> Data excerpts:
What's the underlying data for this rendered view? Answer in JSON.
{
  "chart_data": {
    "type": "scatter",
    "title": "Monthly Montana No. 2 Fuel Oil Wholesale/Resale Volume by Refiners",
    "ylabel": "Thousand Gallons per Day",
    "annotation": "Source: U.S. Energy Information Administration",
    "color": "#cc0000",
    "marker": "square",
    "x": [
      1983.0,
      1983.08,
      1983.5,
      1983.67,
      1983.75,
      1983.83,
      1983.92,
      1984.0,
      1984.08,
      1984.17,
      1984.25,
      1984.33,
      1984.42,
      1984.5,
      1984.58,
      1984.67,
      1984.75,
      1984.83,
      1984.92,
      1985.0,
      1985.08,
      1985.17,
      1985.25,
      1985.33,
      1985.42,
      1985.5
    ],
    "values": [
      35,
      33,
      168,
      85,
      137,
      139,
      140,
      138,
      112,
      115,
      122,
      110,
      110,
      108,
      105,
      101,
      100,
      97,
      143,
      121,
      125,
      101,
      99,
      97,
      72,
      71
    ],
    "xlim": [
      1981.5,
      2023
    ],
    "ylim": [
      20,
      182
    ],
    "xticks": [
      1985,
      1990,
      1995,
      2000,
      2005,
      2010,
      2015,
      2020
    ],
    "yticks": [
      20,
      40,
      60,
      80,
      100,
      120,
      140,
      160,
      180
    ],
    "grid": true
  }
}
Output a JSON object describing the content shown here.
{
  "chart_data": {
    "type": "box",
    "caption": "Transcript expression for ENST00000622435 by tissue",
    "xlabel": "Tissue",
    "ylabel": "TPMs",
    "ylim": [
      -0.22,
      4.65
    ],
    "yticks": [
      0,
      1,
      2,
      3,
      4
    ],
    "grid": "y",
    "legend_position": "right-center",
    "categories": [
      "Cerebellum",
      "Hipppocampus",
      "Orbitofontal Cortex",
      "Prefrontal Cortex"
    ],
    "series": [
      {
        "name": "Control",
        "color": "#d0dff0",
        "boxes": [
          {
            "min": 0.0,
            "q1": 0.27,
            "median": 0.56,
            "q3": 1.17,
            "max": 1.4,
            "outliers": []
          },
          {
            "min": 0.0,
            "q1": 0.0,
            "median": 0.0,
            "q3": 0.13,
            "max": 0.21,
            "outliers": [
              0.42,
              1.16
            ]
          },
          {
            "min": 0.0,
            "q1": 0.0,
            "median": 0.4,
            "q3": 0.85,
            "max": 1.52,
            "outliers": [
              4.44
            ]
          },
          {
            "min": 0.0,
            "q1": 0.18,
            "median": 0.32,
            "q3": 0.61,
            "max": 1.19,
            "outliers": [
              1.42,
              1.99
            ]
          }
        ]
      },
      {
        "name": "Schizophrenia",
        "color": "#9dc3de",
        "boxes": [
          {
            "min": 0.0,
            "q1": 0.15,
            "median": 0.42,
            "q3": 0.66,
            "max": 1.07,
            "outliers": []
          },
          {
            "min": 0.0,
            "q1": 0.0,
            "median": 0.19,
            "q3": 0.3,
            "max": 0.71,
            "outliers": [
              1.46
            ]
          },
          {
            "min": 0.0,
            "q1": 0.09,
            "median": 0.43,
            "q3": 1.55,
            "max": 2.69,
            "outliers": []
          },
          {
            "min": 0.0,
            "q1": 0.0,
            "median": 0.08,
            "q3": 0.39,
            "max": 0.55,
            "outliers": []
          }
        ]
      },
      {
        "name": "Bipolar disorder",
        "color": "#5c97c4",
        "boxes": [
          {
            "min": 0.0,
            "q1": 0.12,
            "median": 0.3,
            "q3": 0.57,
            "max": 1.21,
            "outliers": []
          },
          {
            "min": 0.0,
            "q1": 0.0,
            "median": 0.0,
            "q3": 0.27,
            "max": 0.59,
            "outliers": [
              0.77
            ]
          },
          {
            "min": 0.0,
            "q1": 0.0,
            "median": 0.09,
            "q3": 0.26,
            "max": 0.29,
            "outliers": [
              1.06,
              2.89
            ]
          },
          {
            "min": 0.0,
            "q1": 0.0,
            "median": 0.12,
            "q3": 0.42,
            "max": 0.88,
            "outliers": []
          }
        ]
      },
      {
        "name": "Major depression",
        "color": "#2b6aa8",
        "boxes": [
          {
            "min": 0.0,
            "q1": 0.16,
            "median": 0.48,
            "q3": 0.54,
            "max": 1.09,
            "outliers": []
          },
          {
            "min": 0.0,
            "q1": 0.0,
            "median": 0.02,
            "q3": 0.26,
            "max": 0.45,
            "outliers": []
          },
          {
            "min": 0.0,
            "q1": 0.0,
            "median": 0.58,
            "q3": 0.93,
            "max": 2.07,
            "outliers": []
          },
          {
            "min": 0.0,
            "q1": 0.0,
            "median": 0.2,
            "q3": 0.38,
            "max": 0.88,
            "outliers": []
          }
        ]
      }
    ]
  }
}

> To be done:
Show the lines that mention the word "ylabel".

> Final result:
    "ylabel": "Thousand Gallons per Day",
    "ylabel": "TPMs",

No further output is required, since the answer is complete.